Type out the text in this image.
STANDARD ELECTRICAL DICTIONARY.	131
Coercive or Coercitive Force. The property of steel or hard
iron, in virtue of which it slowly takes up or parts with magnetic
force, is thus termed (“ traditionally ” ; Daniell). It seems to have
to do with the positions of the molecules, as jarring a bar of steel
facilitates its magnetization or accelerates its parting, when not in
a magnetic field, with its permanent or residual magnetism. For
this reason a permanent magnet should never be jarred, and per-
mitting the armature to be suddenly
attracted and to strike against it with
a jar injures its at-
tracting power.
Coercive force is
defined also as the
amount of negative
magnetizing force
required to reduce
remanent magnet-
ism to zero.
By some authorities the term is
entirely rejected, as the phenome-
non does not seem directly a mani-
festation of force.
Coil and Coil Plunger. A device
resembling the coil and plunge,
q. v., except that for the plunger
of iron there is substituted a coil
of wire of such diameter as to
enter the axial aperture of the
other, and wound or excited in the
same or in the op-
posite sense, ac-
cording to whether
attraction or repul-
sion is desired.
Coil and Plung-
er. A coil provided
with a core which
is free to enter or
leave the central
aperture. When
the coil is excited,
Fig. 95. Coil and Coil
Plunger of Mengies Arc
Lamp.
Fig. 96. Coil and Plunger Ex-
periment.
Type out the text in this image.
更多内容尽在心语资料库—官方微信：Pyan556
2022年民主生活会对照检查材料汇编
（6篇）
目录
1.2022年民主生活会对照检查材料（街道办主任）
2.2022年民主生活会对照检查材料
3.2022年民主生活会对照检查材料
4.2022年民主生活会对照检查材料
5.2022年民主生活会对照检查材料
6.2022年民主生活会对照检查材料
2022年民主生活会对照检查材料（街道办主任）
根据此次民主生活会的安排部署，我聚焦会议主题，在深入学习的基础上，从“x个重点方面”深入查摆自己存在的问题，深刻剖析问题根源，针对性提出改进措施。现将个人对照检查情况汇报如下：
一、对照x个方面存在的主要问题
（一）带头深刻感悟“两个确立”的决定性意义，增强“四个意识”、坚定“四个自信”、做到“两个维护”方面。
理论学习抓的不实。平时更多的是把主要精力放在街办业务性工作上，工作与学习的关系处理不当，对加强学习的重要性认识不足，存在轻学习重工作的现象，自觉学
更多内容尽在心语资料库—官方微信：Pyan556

## WHAT YOU SHOULD DO:
Repeat every line of the data, exactly and in full.

## WORKED SOLUTION:
Type out the text in this image.
STANDARD ELECTRICAL DICTIONARY.	131
Coercive or Coercitive Force. The property of steel or hard
iron, in virtue of which it slowly takes up or parts with magnetic
force, is thus termed (“ traditionally ” ; Daniell). It seems to have
to do with the positions of the molecules, as jarring a bar of steel
facilitates its magnetization or accelerates its parting, when not in
a magnetic field, with its permanent or residual magnetism. For
this reason a permanent magnet should never be jarred, and per-
mitting the armature to be suddenly
attracted and to strike against it with
a jar injures its at-
tracting power.
Coercive force is
defined also as the
amount of negative
magnetizing force
required to reduce
remanent magnet-
ism to zero.
By some authorities the term is
entirely rejected, as the phenome-
non does not seem directly a mani-
festation of force.
Coil and Coil Plunger. A device
resembling the coil and plunge,
q. v., except that for the plunger
of iron there is substituted a coil
of wire of such diameter as to
enter the axial aperture of the
other, and wound or excited in the
same or in the op-
posite sense, ac-
cording to whether
attraction or repul-
sion is desired.
Coil and Plung-
er. A coil provided
with a core which
is free to enter or
leave the central
aperture. When
the coil is excited,
Fig. 95. Coil and Coil
Plunger of Mengies Arc
Lamp.
Fig. 96. Coil and Plunger Ex-
periment.
Type out the text in this image.
更多内容尽在心语资料库—官方微信：Pyan556
2022年民主生活会对照检查材料汇编
（6篇）
目录
1.2022年民主生活会对照检查材料（街道办主任）
2.2022年民主生活会对照检查材料
3.2022年民主生活会对照检查材料
4.2022年民主生活会对照检查材料
5.2022年民主生活会对照检查材料
6.2022年民主生活会对照检查材料
2022年民主生活会对照检查材料（街道办主任）
根据此次民主生活会的安排部署，我聚焦会议主题，在深入学习的基础上，从“x个重点方面”深入查摆自己存在的问题，深刻剖析问题根源，针对性提出改进措施。现将个人对照检查情况汇报如下：
一、对照x个方面存在的主要问题
（一）带头深刻感悟“两个确立”的决定性意义，增强“四个意识”、坚定“四个自信”、做到“两个维护”方面。
理论学习抓的不实。平时更多的是把主要精力放在街办业务性工作上，工作与学习的关系处理不当，对加强学习的重要性认识不足，存在轻学习重工作的现象，自觉学
更多内容尽在心语资料库—官方微信：Pyan556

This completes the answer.